• AIM
Pick out every line of the records below that contains the string "gridline", matching case exactly, and copy each of those lines in full.

• RECORD SET
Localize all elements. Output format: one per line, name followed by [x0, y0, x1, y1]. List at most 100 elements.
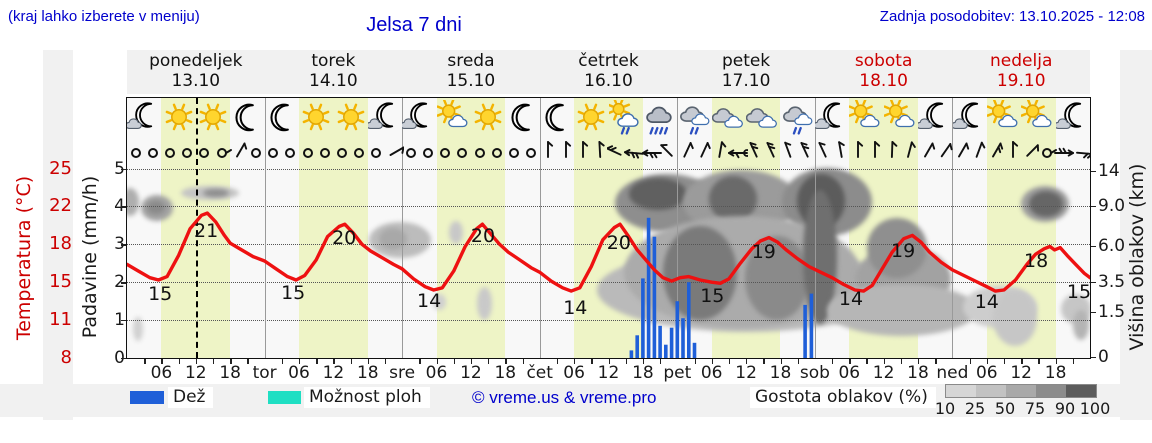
- weather-icon-moon-cloud: [125, 100, 161, 140]
- temperature-axis-label: Temperatura (°C): [13, 175, 35, 341]
- x-dayname-label: ned: [936, 363, 969, 383]
- precip-tick-mark: [121, 168, 127, 170]
- x-tick-mark: [505, 358, 507, 364]
- wind-symbol: [1037, 141, 1057, 169]
- temperature-value-label: 20: [606, 232, 631, 255]
- precip-tick-label: 5: [114, 158, 125, 179]
- day-header: sreda 15.10: [402, 51, 540, 91]
- cloud-blob: [433, 294, 446, 310]
- wind-symbol: [401, 141, 421, 169]
- x-hour-label: 06: [700, 363, 723, 383]
- gridline: [127, 168, 1090, 170]
- day-date: 19.10: [996, 71, 1046, 91]
- wind-symbol: [848, 141, 868, 169]
- rain-bar: [652, 236, 657, 358]
- weather-icon-moon-cloud: [916, 100, 952, 140]
- daylight-band: [299, 98, 368, 358]
- day-boundary-line: [952, 98, 954, 358]
- wind-symbol: [985, 141, 1005, 169]
- temperature-value-label: 20: [470, 225, 496, 247]
- x-tick-mark: [556, 358, 559, 364]
- x-hour-label: 12: [460, 363, 482, 383]
- x-tick-mark: [883, 358, 885, 364]
- temperature-tick-label: 18: [49, 233, 72, 255]
- x-tick-mark: [849, 358, 851, 364]
- x-hour-label: 18: [769, 363, 792, 383]
- gridline: [127, 244, 1090, 246]
- x-tick-mark: [642, 358, 645, 364]
- cloud-tick-label: 9.0: [1098, 196, 1126, 216]
- copyright-link[interactable]: © vreme.us & vreme.pro: [472, 388, 657, 407]
- day-boundary-line: [539, 98, 541, 358]
- x-dayname-label: čet: [526, 363, 553, 383]
- weather-icon-moon: [540, 100, 574, 140]
- x-tick-mark: [213, 358, 215, 364]
- temperature-value-label: 15: [1066, 281, 1092, 304]
- x-tick-mark: [986, 358, 989, 364]
- x-tick-mark: [694, 358, 696, 364]
- cloud-blob: [147, 201, 165, 214]
- density-tick-label: 50: [994, 399, 1016, 418]
- day-header: nedelja 19.10: [952, 51, 1090, 91]
- wind-symbol: [349, 141, 369, 169]
- weather-icon-moon: [506, 100, 540, 140]
- x-tick-mark: [384, 358, 387, 364]
- cloud-blob: [203, 189, 229, 197]
- precip-tick-label: 3: [114, 234, 125, 255]
- day-name: nedelja: [990, 51, 1053, 71]
- weather-icon-sun: [334, 100, 368, 140]
- wind-symbol: [762, 141, 782, 169]
- density-tick-label: 100: [1079, 399, 1111, 418]
- weather-icon-moon-cloud: [1054, 100, 1090, 140]
- wind-symbol: [1020, 141, 1040, 169]
- x-tick-mark: [574, 358, 576, 364]
- cloud-tick-label: 0: [1098, 347, 1109, 367]
- weather-icon-sun: [196, 100, 230, 140]
- cloud-blob: [477, 287, 492, 320]
- temperature-tick-label: 11: [49, 309, 72, 331]
- wind-symbol: [779, 141, 799, 169]
- day-header: ponedeljek 13.10: [127, 51, 265, 91]
- wind-symbol: [504, 141, 524, 169]
- x-tick-mark: [367, 358, 370, 364]
- x-hour-label: 18: [632, 363, 654, 383]
- precip-tick-label: 2: [114, 272, 125, 293]
- temperature-value-label: 18: [1024, 250, 1049, 272]
- day-header-strip: [127, 50, 1090, 94]
- x-tick-mark: [1038, 358, 1040, 364]
- daylight-band: [436, 98, 506, 358]
- temperature-value-label: 19: [891, 240, 916, 263]
- wind-symbol: [814, 141, 834, 169]
- rain-bar: [687, 282, 691, 358]
- x-tick-mark: [746, 358, 748, 364]
- wind-symbol: [745, 141, 765, 169]
- day-header: četrtek 16.10: [540, 51, 678, 91]
- cloud-blob: [1073, 310, 1089, 340]
- wind-symbol: [194, 141, 214, 169]
- showers-legend-label: Možnost ploh: [304, 387, 430, 408]
- wind-symbol: [831, 141, 851, 169]
- rain-legend-label: Dež: [168, 387, 214, 408]
- precip-tick-mark: [121, 244, 127, 246]
- x-tick-mark: [453, 358, 456, 364]
- weather-icon-sun-cloud: [848, 98, 883, 140]
- precip-tick-label: 1: [114, 310, 125, 331]
- wind-symbol: [452, 141, 472, 169]
- x-hour-label: 18: [1044, 363, 1067, 383]
- rain-bar: [669, 327, 674, 358]
- cloud-tick-label: 6.0: [1098, 236, 1126, 256]
- rain-bar: [675, 301, 680, 358]
- precip-tick-mark: [121, 206, 127, 208]
- cloud-blob: [127, 188, 139, 216]
- wind-symbol: [126, 141, 146, 169]
- weather-icon-sun-cloud: [986, 98, 1021, 140]
- temperature-tick-label: 8: [60, 347, 72, 368]
- weather-icon-sun: [471, 100, 505, 140]
- wind-symbol: [710, 141, 730, 169]
- wind-symbol: [573, 141, 593, 169]
- wind-symbol: [934, 141, 954, 169]
- x-hour-label: 12: [322, 363, 345, 383]
- x-tick-mark: [591, 358, 593, 364]
- cloud-tick-mark: [1090, 171, 1096, 173]
- x-tick-mark: [1055, 358, 1057, 364]
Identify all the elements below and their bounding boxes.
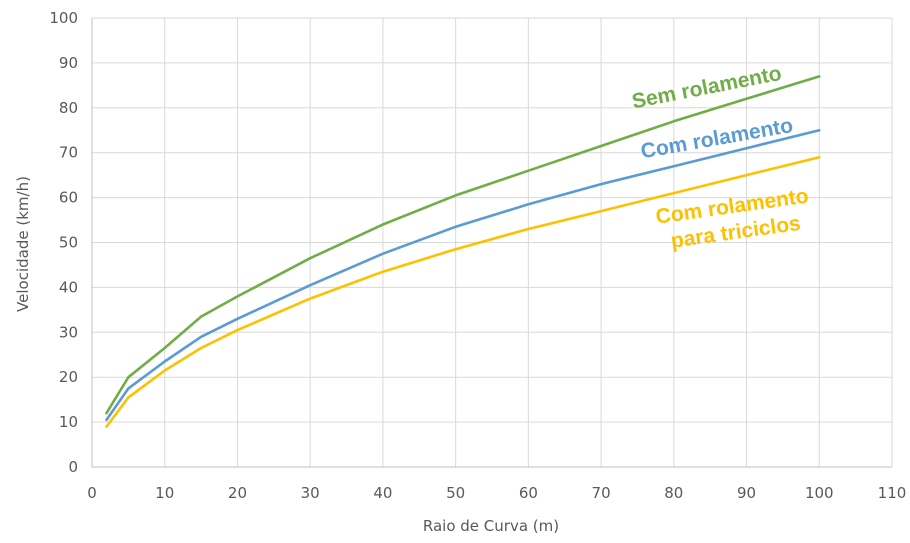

• RESPONSE
- gridline: [127, 168, 1090, 170]
- gridline: [127, 244, 1090, 246]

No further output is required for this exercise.